Data entries for graphics
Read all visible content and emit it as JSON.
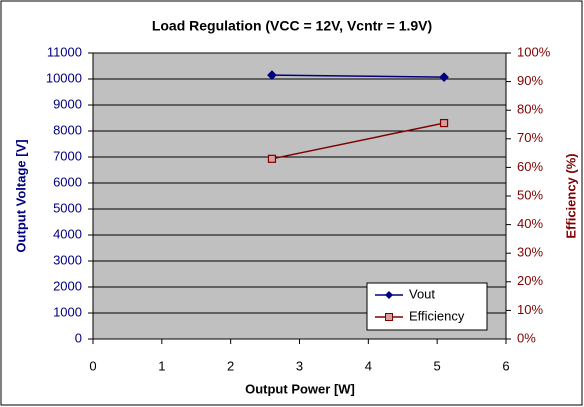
{
  "chart_data": {
    "type": "line",
    "title": "Load Regulation (VCC = 12V, Vcntr = 1.9V)",
    "x_label": "Output Power [W]",
    "y_label": "Output Voltage [V]",
    "y2_label": "Efficiency (%)",
    "x": [
      2.6,
      5.1
    ],
    "series": [
      {
        "name": "Vout",
        "color": "#000080",
        "marker": "diamond",
        "values": [
          10150,
          10070
        ]
      },
      {
        "name": "Efficiency",
        "color": "#800000",
        "marker": "square",
        "axis": "y2",
        "values": [
          63,
          75.5
        ]
      }
    ],
    "xlim": [
      0,
      6
    ],
    "xticks": [
      0,
      1,
      2,
      3,
      4,
      5,
      6
    ],
    "ylim": [
      0,
      11000
    ],
    "yticks": [
      0,
      1000,
      2000,
      3000,
      4000,
      5000,
      6000,
      7000,
      8000,
      9000,
      10000,
      11000
    ],
    "y2lim": [
      0,
      100
    ],
    "y2ticks": [
      {
        "value": 0,
        "label": "0%"
      },
      {
        "value": 10,
        "label": "10%"
      },
      {
        "value": 20,
        "label": "20%"
      },
      {
        "value": 30,
        "label": "30%"
      },
      {
        "value": 40,
        "label": "40%"
      },
      {
        "value": 50,
        "label": "50%"
      },
      {
        "value": 60,
        "label": "60%"
      },
      {
        "value": 70,
        "label": "70%"
      },
      {
        "value": 80,
        "label": "80%"
      },
      {
        "value": 90,
        "label": "90%"
      },
      {
        "value": 100,
        "label": "100%"
      }
    ],
    "grid": true,
    "legend": "lower right",
    "plot_background": "#c0c0c0"
  }
}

Exercise: What is the number of lines in the data holding the word "Efficiency"? Reply with that number only.

Correct result: 2